* WHAT YOU ARE ASKED TO DO:
Copy out the data below verbatim.

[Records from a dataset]
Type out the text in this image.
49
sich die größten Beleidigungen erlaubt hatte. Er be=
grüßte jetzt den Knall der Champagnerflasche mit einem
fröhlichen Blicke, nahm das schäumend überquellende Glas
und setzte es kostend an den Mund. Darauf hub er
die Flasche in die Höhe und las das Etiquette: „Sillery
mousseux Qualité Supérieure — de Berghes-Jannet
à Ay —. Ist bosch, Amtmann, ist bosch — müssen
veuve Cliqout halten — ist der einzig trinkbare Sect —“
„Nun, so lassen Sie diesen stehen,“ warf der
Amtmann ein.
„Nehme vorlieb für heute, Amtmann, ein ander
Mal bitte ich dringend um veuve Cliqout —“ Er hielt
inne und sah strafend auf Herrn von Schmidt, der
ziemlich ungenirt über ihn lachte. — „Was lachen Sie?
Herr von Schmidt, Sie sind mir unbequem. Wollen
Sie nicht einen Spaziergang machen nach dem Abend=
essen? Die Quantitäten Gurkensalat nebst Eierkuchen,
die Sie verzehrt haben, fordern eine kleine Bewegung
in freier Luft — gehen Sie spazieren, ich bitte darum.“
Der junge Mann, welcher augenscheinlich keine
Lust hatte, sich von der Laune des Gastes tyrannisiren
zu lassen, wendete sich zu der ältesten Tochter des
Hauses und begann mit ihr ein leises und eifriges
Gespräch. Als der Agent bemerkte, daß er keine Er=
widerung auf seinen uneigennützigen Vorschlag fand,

* SOLUTION TO THIS EXERCISE:
Type out the text in this image.
49
sich die größten Beleidigungen erlaubt hatte. Er be=
grüßte jetzt den Knall der Champagnerflasche mit einem
fröhlichen Blicke, nahm das schäumend überquellende Glas
und setzte es kostend an den Mund. Darauf hub er
die Flasche in die Höhe und las das Etiquette: „Sillery
mousseux Qualité Supérieure — de Berghes-Jannet
à Ay —. Ist bosch, Amtmann, ist bosch — müssen
veuve Cliqout halten — ist der einzig trinkbare Sect —“
„Nun, so lassen Sie diesen stehen,“ warf der
Amtmann ein.
„Nehme vorlieb für heute, Amtmann, ein ander
Mal bitte ich dringend um veuve Cliqout —“ Er hielt
inne und sah strafend auf Herrn von Schmidt, der
ziemlich ungenirt über ihn lachte. — „Was lachen Sie?
Herr von Schmidt, Sie sind mir unbequem. Wollen
Sie nicht einen Spaziergang machen nach dem Abend=
essen? Die Quantitäten Gurkensalat nebst Eierkuchen,
die Sie verzehrt haben, fordern eine kleine Bewegung
in freier Luft — gehen Sie spazieren, ich bitte darum.“
Der junge Mann, welcher augenscheinlich keine
Lust hatte, sich von der Laune des Gastes tyrannisiren
zu lassen, wendete sich zu der ältesten Tochter des
Hauses und begann mit ihr ein leises und eifriges
Gespräch. Als der Agent bemerkte, daß er keine Er=
widerung auf seinen uneigennützigen Vorschlag fand,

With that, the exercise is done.